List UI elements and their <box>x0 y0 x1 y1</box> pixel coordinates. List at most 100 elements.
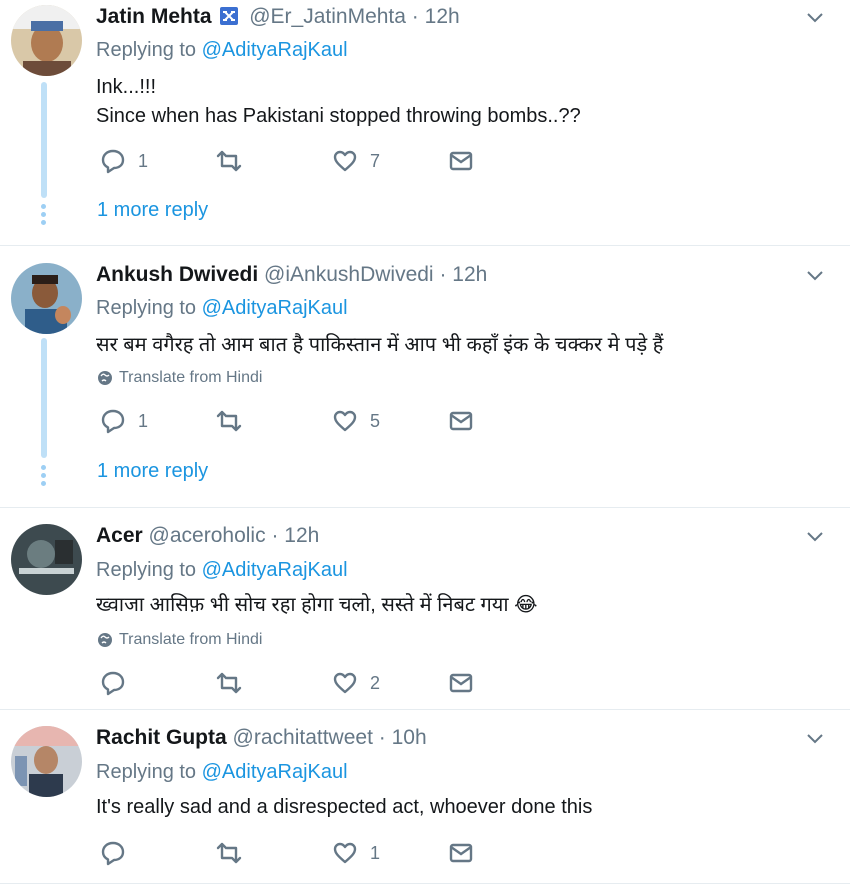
replying-to-label: Replying to <box>96 39 202 61</box>
replying-to: Replying to @AdityaRajKaul <box>96 761 348 784</box>
like-button[interactable]: 7 <box>332 148 380 174</box>
direct-message-button[interactable] <box>448 840 474 866</box>
envelope-icon <box>449 843 473 863</box>
reply-button[interactable] <box>100 670 138 696</box>
globe-icon <box>98 371 112 385</box>
retweet-button[interactable] <box>216 408 254 434</box>
replying-to-label: Replying to <box>96 761 202 783</box>
tweet-actions: 2 <box>100 670 500 696</box>
reply-button[interactable]: 1 <box>100 148 148 174</box>
mention-link[interactable]: @AdityaRajKaul <box>202 559 348 581</box>
timestamp[interactable]: 12h <box>284 524 319 547</box>
direct-message-button[interactable] <box>448 670 474 696</box>
tweet-header: Jatin Mehta @Er_JatinMehta · 12h <box>96 5 460 29</box>
reply-icon <box>101 671 125 696</box>
retweet-button[interactable] <box>216 670 254 696</box>
tweet-text-line: Since when has Pakistani stopped throwin… <box>96 105 581 127</box>
mention-link[interactable]: @AdityaRajKaul <box>202 297 348 319</box>
reply-button[interactable]: 1 <box>100 408 148 434</box>
thread-dots <box>41 204 47 228</box>
tweet[interactable]: Rachit Gupta @rachitattweet · 10h Replyi… <box>0 710 850 884</box>
chevron-down-icon[interactable] <box>806 733 824 745</box>
tweet-actions: 1 7 <box>100 148 500 174</box>
user-name[interactable]: Rachit Gupta <box>96 726 227 749</box>
thread-dots <box>41 465 47 489</box>
replying-to: Replying to @AdityaRajKaul <box>96 297 348 320</box>
reply-button[interactable] <box>100 840 138 866</box>
direct-message-button[interactable] <box>448 148 474 174</box>
chevron-down-icon[interactable] <box>806 12 824 24</box>
separator-dot: · <box>271 524 279 547</box>
envelope-icon <box>449 151 473 171</box>
like-count: 1 <box>370 842 381 863</box>
tweet-header: Rachit Gupta @rachitattweet · 10h <box>96 726 427 750</box>
heart-icon <box>333 672 357 694</box>
replying-to: Replying to @AdityaRajKaul <box>96 39 348 62</box>
reply-icon <box>101 149 125 174</box>
tweet-actions: 1 <box>100 840 500 866</box>
user-name[interactable]: Ankush Dwivedi <box>96 263 258 286</box>
like-button[interactable]: 1 <box>332 840 380 866</box>
globe-icon <box>98 633 112 647</box>
retweet-button[interactable] <box>216 840 254 866</box>
tweet-text-line: It's really sad and a disrespected act, … <box>96 796 593 818</box>
user-name[interactable]: Acer <box>96 524 143 547</box>
replying-to-label: Replying to <box>96 559 202 581</box>
envelope-icon <box>449 673 473 693</box>
chevron-down-icon[interactable] <box>806 531 824 543</box>
direct-message-button[interactable] <box>448 408 474 434</box>
tweet-header: Acer @aceroholic · 12h <box>96 524 319 548</box>
mention-link[interactable]: @AdityaRajKaul <box>202 761 348 783</box>
user-name[interactable]: Jatin Mehta <box>96 5 212 28</box>
like-button[interactable]: 2 <box>332 670 380 696</box>
translate-label: Translate from Hindi <box>119 631 263 648</box>
separator-dot: · <box>439 263 447 286</box>
thread-line <box>41 338 47 458</box>
retweet-button[interactable] <box>216 148 254 174</box>
tweet[interactable]: Ankush Dwivedi @iAnkushDwivedi · 12h Rep… <box>0 246 850 508</box>
mention-link[interactable]: @AdityaRajKaul <box>202 39 348 61</box>
translate-link[interactable]: Translate from Hindi <box>97 631 262 649</box>
retweet-icon <box>216 842 242 864</box>
translate-link[interactable]: Translate from Hindi <box>97 369 262 387</box>
timestamp[interactable]: 10h <box>392 726 427 749</box>
more-reply-link[interactable]: 1 more reply <box>97 460 208 483</box>
avatar[interactable] <box>11 726 82 797</box>
timestamp[interactable]: 12h <box>425 5 460 28</box>
tweet-text-line: Ink...!!! <box>96 76 157 98</box>
retweet-icon <box>216 410 242 432</box>
reply-count: 1 <box>138 150 149 171</box>
tweet[interactable]: Jatin Mehta @Er_JatinMehta · 12h Replyin… <box>0 0 850 246</box>
reply-count: 1 <box>138 410 149 431</box>
heart-icon <box>333 150 357 172</box>
tweet-actions: 1 5 <box>100 408 500 434</box>
user-handle[interactable]: @Er_JatinMehta <box>249 5 406 28</box>
like-count: 7 <box>370 150 381 171</box>
chevron-down-icon[interactable] <box>806 270 824 282</box>
retweet-icon <box>216 150 242 172</box>
reply-icon <box>101 841 125 866</box>
avatar[interactable] <box>11 263 82 334</box>
like-count: 5 <box>370 410 381 431</box>
user-handle[interactable]: @rachitattweet <box>233 726 373 749</box>
user-handle[interactable]: @aceroholic <box>149 524 266 547</box>
replying-to-label: Replying to <box>96 297 202 319</box>
timestamp[interactable]: 12h <box>452 263 487 286</box>
heart-icon <box>333 842 357 864</box>
like-button[interactable]: 5 <box>332 408 380 434</box>
like-count: 2 <box>370 672 381 693</box>
more-reply-link[interactable]: 1 more reply <box>97 199 208 222</box>
avatar[interactable] <box>11 524 82 595</box>
tweet[interactable]: Acer @aceroholic · 12h Replying to @Adit… <box>0 508 850 710</box>
user-handle[interactable]: @iAnkushDwivedi <box>264 263 434 286</box>
separator-dot: · <box>411 5 419 28</box>
reply-icon <box>101 409 125 434</box>
thread-line <box>41 82 47 198</box>
heart-icon <box>333 410 357 432</box>
verified-badge-icon <box>220 7 239 25</box>
tweet-text-line: सर बम वगैरह तो आम बात है पाकिस्तान में आ… <box>96 334 664 356</box>
tweet-header: Ankush Dwivedi @iAnkushDwivedi · 12h <box>96 263 487 287</box>
avatar[interactable] <box>11 5 82 76</box>
retweet-icon <box>216 672 242 694</box>
tweet-text-line: ख्वाजा आसिफ़ भी सोच रहा होगा चलो, सस्ते … <box>96 594 538 616</box>
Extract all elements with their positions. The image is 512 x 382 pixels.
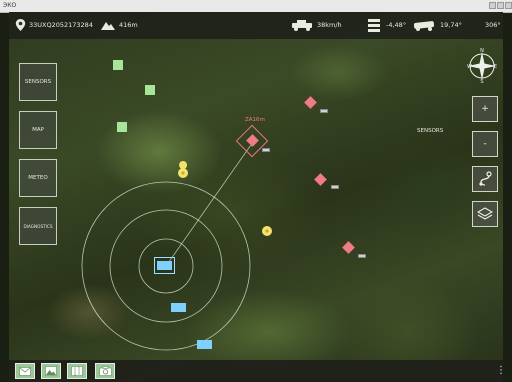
map-icon <box>71 366 83 376</box>
tilt-icon <box>368 19 380 32</box>
sensors-map-label: SENSORS <box>417 128 444 134</box>
layers-button[interactable] <box>472 201 498 227</box>
hostile-unit-2-tag <box>331 185 339 189</box>
friendly-unit-2[interactable] <box>145 85 155 95</box>
location-pin-icon <box>15 19 26 31</box>
more-icon[interactable]: ⋮ <box>496 363 506 379</box>
meteo-button[interactable]: METEO <box>19 159 57 197</box>
route-icon <box>479 171 492 186</box>
compass-icon[interactable]: N S E W <box>466 47 498 83</box>
route-button[interactable] <box>472 166 498 192</box>
compass-w: W <box>467 64 472 70</box>
hostile-unit-1-tag <box>320 109 328 113</box>
diagnostics-button[interactable]: DIAGNOSTICS <box>19 207 57 245</box>
mountain-icon <box>101 22 115 30</box>
mail-button[interactable] <box>15 363 35 379</box>
zoom-out-button[interactable]: - <box>472 131 498 157</box>
target-bearing-line <box>165 141 254 267</box>
tilt-value: -4,48° <box>386 21 407 29</box>
vehicle-speed-icon <box>292 20 312 31</box>
friendly-unit-3[interactable] <box>117 122 127 132</box>
compass-e: E <box>494 64 497 70</box>
status-bar: 33UXQ2052173284 416m 38km/h -4,48° 19,74… <box>9 12 503 39</box>
roll-icon <box>413 21 435 31</box>
zoom-out-icon: - <box>483 139 487 149</box>
compass-s: S <box>480 79 483 83</box>
friendly-vehicle-1[interactable] <box>171 303 186 312</box>
speed-value: 38km/h <box>317 21 342 29</box>
image-button[interactable] <box>41 363 61 379</box>
zoom-in-icon: + <box>481 104 489 114</box>
image-icon <box>45 366 57 376</box>
map-overlay <box>81 124 272 351</box>
window-title: ЭКО <box>3 2 17 9</box>
camera-icon <box>98 366 112 376</box>
mail-icon <box>19 366 31 376</box>
map-button[interactable]: MAP <box>19 111 57 149</box>
maximize-button[interactable] <box>497 2 504 9</box>
friendly-unit-1[interactable] <box>113 60 123 70</box>
target-distance-label: ZA16m <box>245 117 265 123</box>
own-vehicle[interactable] <box>157 261 172 270</box>
layers-icon <box>477 207 493 220</box>
friendly-vehicle-2[interactable] <box>197 340 212 349</box>
camera-button[interactable] <box>95 363 115 379</box>
map-view-button[interactable] <box>67 363 87 379</box>
grid-reference: 33UXQ2052173284 <box>29 21 93 29</box>
satellite-map[interactable]: ZA16m <box>9 12 503 382</box>
minimize-button[interactable] <box>489 2 496 9</box>
close-button[interactable] <box>505 2 512 9</box>
roll-value: 19,74° <box>440 21 462 29</box>
hostile-target-tag <box>262 148 270 152</box>
hostile-unit-3-tag <box>358 254 366 258</box>
altitude-value: 416m <box>119 21 138 29</box>
heading-value: 306° <box>485 21 501 29</box>
sensors-button[interactable]: SENSORS <box>19 63 57 101</box>
zoom-in-button[interactable]: + <box>472 96 498 122</box>
compass-n: N <box>480 48 484 54</box>
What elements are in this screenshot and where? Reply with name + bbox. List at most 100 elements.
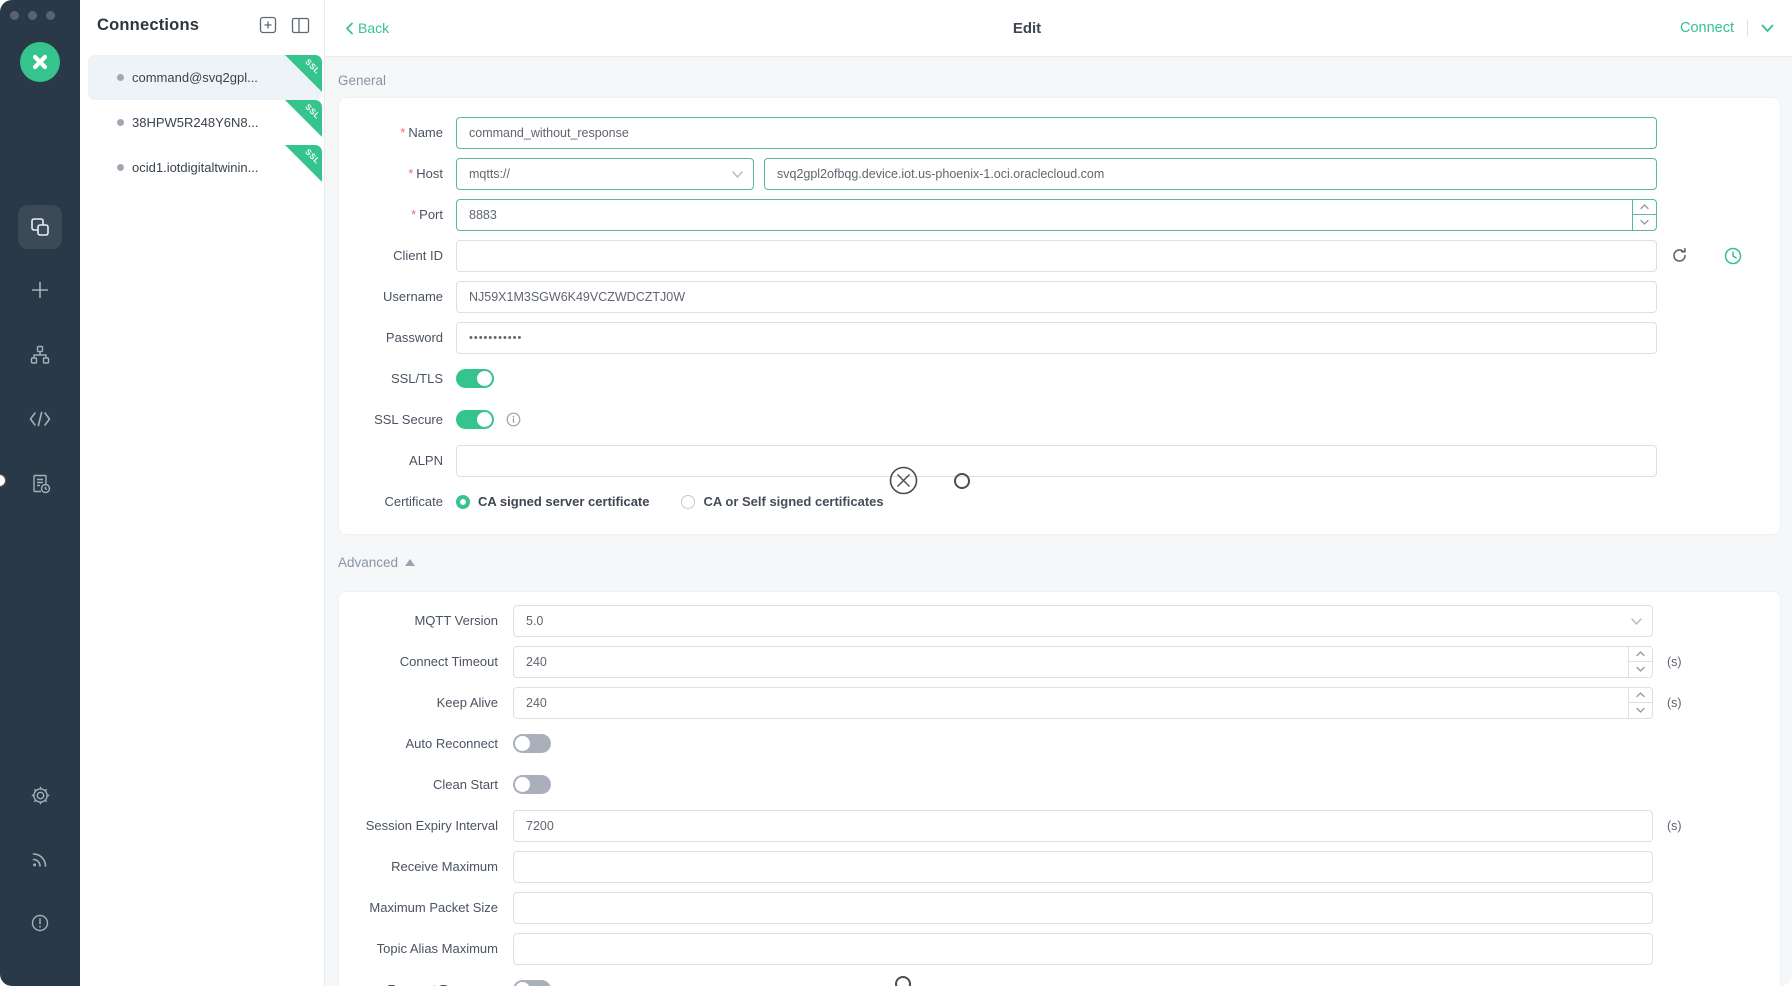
mqttx-window: Connections command@svq2gpl... SSL	[0, 0, 1792, 986]
radio-dot	[681, 495, 695, 509]
radio-ca-signed[interactable]: CA signed server certificate	[456, 494, 649, 509]
session-expiry-input[interactable]	[513, 810, 1653, 842]
alpn-label: ALPN	[355, 453, 443, 468]
close-window-button[interactable]	[10, 11, 19, 20]
nav-rail	[0, 0, 80, 986]
connection-item[interactable]: command@svq2gpl... SSL	[88, 55, 322, 100]
connect-timeout-label: Connect Timeout	[355, 654, 498, 669]
host-protocol-select[interactable]: mqtts://	[456, 158, 754, 190]
step-down-icon[interactable]	[1629, 703, 1652, 718]
connection-name: command@svq2gpl...	[132, 70, 258, 85]
connect-timeout-input[interactable]	[513, 646, 1653, 678]
port-input[interactable]	[456, 199, 1657, 231]
keep-alive-input[interactable]	[513, 687, 1653, 719]
username-label: Username	[355, 289, 443, 304]
maximum-packet-size-label: Maximum Packet Size	[355, 900, 498, 915]
broadcast-icon[interactable]	[18, 837, 62, 881]
chevron-down-icon	[1631, 614, 1642, 628]
step-down-icon[interactable]	[1629, 662, 1652, 677]
general-section-toggle[interactable]: General	[338, 71, 1781, 89]
connection-item[interactable]: ocid1.iotdigitaltwinin... SSL	[88, 145, 322, 190]
seconds-unit: (s)	[1667, 819, 1682, 833]
session-expiry-label: Session Expiry Interval	[355, 818, 498, 833]
sitemap-icon[interactable]	[18, 333, 62, 377]
name-input[interactable]	[456, 117, 1657, 149]
request-response-toggle[interactable]	[513, 980, 551, 986]
certificate-label: Certificate	[355, 494, 443, 509]
clean-start-label: Clean Start	[355, 777, 498, 792]
new-connection-icon[interactable]	[18, 268, 62, 312]
connect-timeout-stepper[interactable]	[1628, 647, 1652, 677]
clean-start-toggle[interactable]	[513, 775, 551, 794]
mqtt-version-select[interactable]: 5.0	[513, 605, 1653, 637]
host-address-input[interactable]	[764, 158, 1657, 190]
about-icon[interactable]	[18, 901, 62, 945]
radio-dot	[456, 495, 470, 509]
request-response-label: Request Response	[355, 982, 498, 986]
connect-button[interactable]: Connect	[1680, 20, 1734, 36]
mqttx-logo	[20, 42, 60, 82]
password-input[interactable]	[456, 322, 1657, 354]
status-dot	[117, 164, 124, 171]
status-dot	[117, 119, 124, 126]
client-id-label: Client ID	[355, 248, 443, 263]
topic-alias-maximum-label: Topic Alias Maximum	[355, 941, 498, 956]
auto-reconnect-toggle[interactable]	[513, 734, 551, 753]
chevron-down-icon	[1761, 24, 1774, 33]
advanced-card: MQTT Version 5.0 Connect Timeout	[338, 591, 1781, 986]
back-button[interactable]: Back	[345, 20, 389, 36]
script-icon[interactable]	[18, 397, 62, 441]
alpn-input[interactable]	[456, 445, 1657, 477]
status-dot	[117, 74, 124, 81]
connections-panel: Connections command@svq2gpl... SSL	[80, 0, 325, 986]
collapse-triangle-icon	[405, 559, 415, 566]
info-icon[interactable]	[506, 412, 521, 427]
minimize-window-button[interactable]	[28, 11, 37, 20]
new-connection-icon[interactable]	[258, 15, 278, 35]
ssl-tls-toggle[interactable]	[456, 369, 494, 388]
ssl-secure-toggle[interactable]	[456, 410, 494, 429]
receive-maximum-label: Receive Maximum	[355, 859, 498, 874]
certificate-radio-group: CA signed server certificate CA or Self …	[456, 494, 1657, 509]
maximum-packet-size-input[interactable]	[513, 892, 1653, 924]
window-traffic-lights[interactable]	[10, 11, 55, 20]
topic-alias-maximum-input[interactable]	[513, 933, 1653, 965]
log-icon[interactable]	[18, 461, 62, 505]
step-up-icon[interactable]	[1633, 200, 1656, 216]
host-label: *Host	[355, 166, 443, 181]
seconds-unit: (s)	[1667, 655, 1682, 669]
keep-alive-label: Keep Alive	[355, 695, 498, 710]
port-label: *Port	[355, 207, 443, 222]
chevron-down-icon	[732, 167, 743, 181]
ssl-tls-label: SSL/TLS	[355, 371, 443, 386]
form-content: General *Name *Host mqtts://	[325, 57, 1792, 986]
connection-name: 38HPW5R248Y6N8...	[132, 115, 258, 130]
keep-alive-stepper[interactable]	[1628, 688, 1652, 718]
chevron-left-icon	[345, 22, 354, 35]
auto-reconnect-label: Auto Reconnect	[355, 736, 498, 751]
connections-title: Connections	[97, 16, 246, 35]
step-down-icon[interactable]	[1633, 215, 1656, 230]
settings-icon[interactable]	[18, 773, 62, 817]
ssl-secure-label: SSL Secure	[355, 412, 443, 427]
client-id-input[interactable]	[456, 240, 1657, 272]
mqtt-version-label: MQTT Version	[355, 613, 498, 628]
advanced-section-toggle[interactable]: Advanced	[338, 553, 1781, 571]
step-up-icon[interactable]	[1629, 688, 1652, 704]
receive-maximum-input[interactable]	[513, 851, 1653, 883]
radio-self-signed[interactable]: CA or Self signed certificates	[681, 494, 883, 509]
step-up-icon[interactable]	[1629, 647, 1652, 663]
port-stepper[interactable]	[1632, 200, 1656, 230]
refresh-client-id-icon[interactable]	[1671, 247, 1688, 264]
edit-connection-view: Back Edit Connect General *Name	[325, 0, 1792, 986]
collapse-panel-icon[interactable]	[290, 15, 310, 35]
username-input[interactable]	[456, 281, 1657, 313]
connection-name: ocid1.iotdigitaltwinin...	[132, 160, 258, 175]
topbar: Back Edit Connect	[325, 0, 1792, 57]
password-label: Password	[355, 330, 443, 345]
timestamp-clock-icon[interactable]	[1724, 247, 1742, 265]
connections-icon[interactable]	[18, 205, 62, 249]
connect-dropdown-caret[interactable]	[1761, 24, 1774, 33]
connection-item[interactable]: 38HPW5R248Y6N8... SSL	[88, 100, 322, 145]
maximize-window-button[interactable]	[46, 11, 55, 20]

[WHAT TO WORK ON] Recast everything in the data from the line containing "mqttx-window: Connections command@svq2gpl..." down to the line containing "662, 1652, 677]", both included, as a JSON list of strings with one string per line and no blank lines.

[WRITTEN ANSWER]
[
  "mqttx-window: Connections command@svq2gpl... SSL\t[0, 0, 1792, 986]",
  "radio-dot\t[681, 495, 695, 509]",
  "radio-ca-signed[interactable]: CA signed server certificate\t[456, 494, 649, 509]",
  "session-expiry-input[interactable]\t[513, 810, 1653, 842]",
  "alpn-label: ALPN\t[355, 453, 443, 468]",
  "close-window-button[interactable]\t[10, 11, 19, 20]",
  "nav-rail\t[0, 0, 80, 986]",
  "connection-item[interactable]: command@svq2gpl... SSL\t[88, 55, 322, 100]",
  "connect-timeout-label: Connect Timeout\t[355, 654, 498, 669]",
  "host-protocol-select[interactable]: mqtts://\t[456, 158, 754, 190]",
  "step-down-icon[interactable]\t[1629, 703, 1652, 718]",
  "connection-name: command@svq2gpl...\t[132, 70, 258, 85]",
  "connect-timeout-input[interactable]\t[513, 646, 1653, 678]",
  "port-input[interactable]\t[456, 199, 1657, 231]",
  "keep-alive-input[interactable]\t[513, 687, 1653, 719]",
  "username-label: Username\t[355, 289, 443, 304]",
  "maximum-packet-size-label: Maximum Packet Size\t[355, 900, 498, 915]",
  "broadcast-icon[interactable]\t[18, 837, 62, 881]",
  "chevron-down-icon\t[1631, 614, 1642, 628]",
  "step-down-icon[interactable]\t[1629, 662, 1652, 677]"
]